• _WHAT TO PRODUCE_:
Copy out each line of the material in which the word "content" appears.

• _DATASET EXTRACT_:
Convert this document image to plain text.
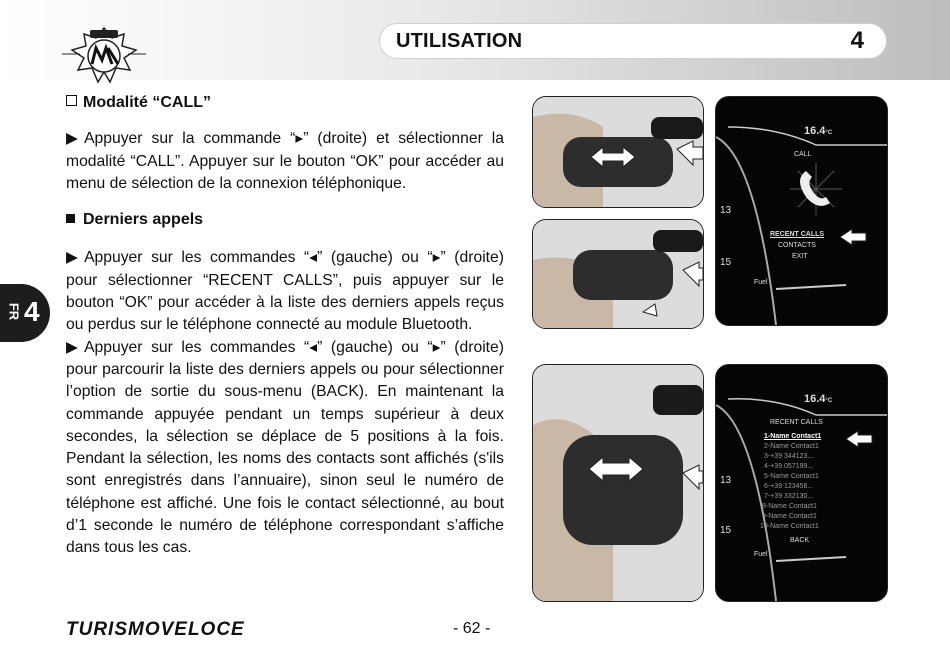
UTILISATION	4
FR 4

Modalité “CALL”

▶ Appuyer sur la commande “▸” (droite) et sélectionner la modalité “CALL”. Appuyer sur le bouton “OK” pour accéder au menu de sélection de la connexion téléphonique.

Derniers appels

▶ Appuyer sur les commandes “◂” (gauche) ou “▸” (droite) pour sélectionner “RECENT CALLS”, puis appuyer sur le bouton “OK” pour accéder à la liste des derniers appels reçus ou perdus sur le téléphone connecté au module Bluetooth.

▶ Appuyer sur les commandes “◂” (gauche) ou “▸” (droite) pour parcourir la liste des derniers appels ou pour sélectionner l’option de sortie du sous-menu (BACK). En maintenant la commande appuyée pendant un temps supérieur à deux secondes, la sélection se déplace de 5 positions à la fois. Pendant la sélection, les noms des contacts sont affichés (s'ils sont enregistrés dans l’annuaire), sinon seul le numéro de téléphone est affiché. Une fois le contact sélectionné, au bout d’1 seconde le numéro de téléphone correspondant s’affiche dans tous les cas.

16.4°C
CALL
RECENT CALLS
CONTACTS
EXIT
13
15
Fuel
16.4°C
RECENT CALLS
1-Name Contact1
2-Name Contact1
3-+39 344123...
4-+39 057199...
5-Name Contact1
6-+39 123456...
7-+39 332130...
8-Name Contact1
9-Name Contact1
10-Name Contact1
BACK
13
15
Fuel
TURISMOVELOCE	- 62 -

* * *

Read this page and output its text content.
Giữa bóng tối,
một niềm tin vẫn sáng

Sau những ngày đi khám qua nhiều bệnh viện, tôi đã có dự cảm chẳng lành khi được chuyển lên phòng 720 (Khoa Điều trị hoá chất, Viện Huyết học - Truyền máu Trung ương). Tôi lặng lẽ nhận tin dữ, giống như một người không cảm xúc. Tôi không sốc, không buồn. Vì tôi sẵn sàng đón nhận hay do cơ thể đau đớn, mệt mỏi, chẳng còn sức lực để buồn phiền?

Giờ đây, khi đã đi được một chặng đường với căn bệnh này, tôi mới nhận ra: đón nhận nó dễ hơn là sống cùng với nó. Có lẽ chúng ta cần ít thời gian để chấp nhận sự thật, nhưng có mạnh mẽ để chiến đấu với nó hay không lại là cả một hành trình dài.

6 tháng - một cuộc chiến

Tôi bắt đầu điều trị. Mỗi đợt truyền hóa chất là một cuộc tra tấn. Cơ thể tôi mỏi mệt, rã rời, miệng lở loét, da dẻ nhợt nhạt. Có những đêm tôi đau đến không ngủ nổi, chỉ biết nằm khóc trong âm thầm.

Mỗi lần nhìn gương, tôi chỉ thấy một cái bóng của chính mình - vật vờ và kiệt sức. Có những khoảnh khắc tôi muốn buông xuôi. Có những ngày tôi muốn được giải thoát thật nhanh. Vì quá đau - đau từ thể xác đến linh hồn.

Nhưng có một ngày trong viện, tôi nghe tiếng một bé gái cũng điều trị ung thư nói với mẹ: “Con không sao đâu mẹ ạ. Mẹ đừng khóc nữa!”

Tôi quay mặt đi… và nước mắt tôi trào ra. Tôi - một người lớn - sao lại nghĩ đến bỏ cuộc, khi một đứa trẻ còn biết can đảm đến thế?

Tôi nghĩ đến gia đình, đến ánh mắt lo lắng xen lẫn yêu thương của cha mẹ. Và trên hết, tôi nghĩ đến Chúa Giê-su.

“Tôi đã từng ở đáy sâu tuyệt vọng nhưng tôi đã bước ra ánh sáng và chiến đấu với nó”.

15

---

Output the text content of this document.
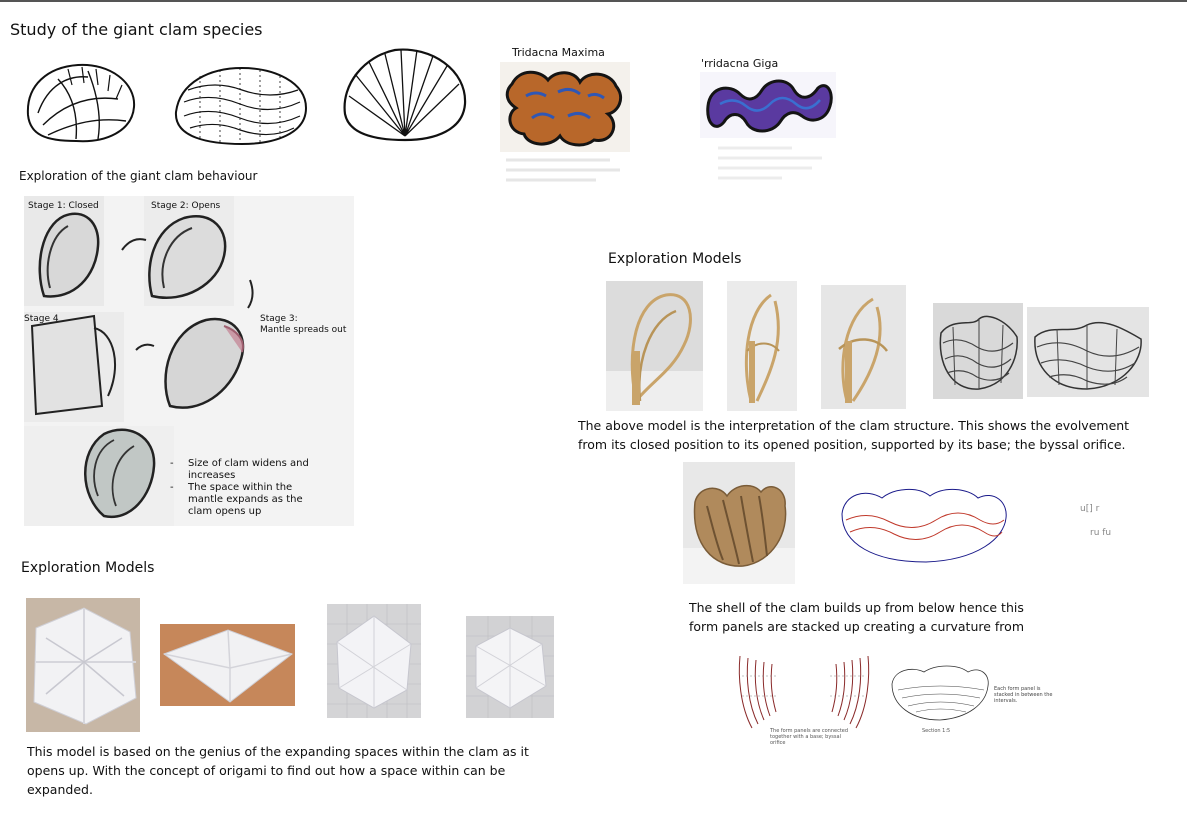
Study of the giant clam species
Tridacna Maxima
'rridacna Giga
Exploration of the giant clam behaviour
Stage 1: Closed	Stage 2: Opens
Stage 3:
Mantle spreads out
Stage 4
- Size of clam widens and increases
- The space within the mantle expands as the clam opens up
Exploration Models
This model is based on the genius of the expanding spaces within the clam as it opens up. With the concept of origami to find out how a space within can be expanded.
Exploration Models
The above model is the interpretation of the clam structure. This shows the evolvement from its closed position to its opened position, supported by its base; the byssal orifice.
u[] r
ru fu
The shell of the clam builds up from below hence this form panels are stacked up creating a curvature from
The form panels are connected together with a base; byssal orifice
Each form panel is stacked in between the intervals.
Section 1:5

• _TASK SOLUTION_:
Read this page and output its text content.
Output the text content of this document.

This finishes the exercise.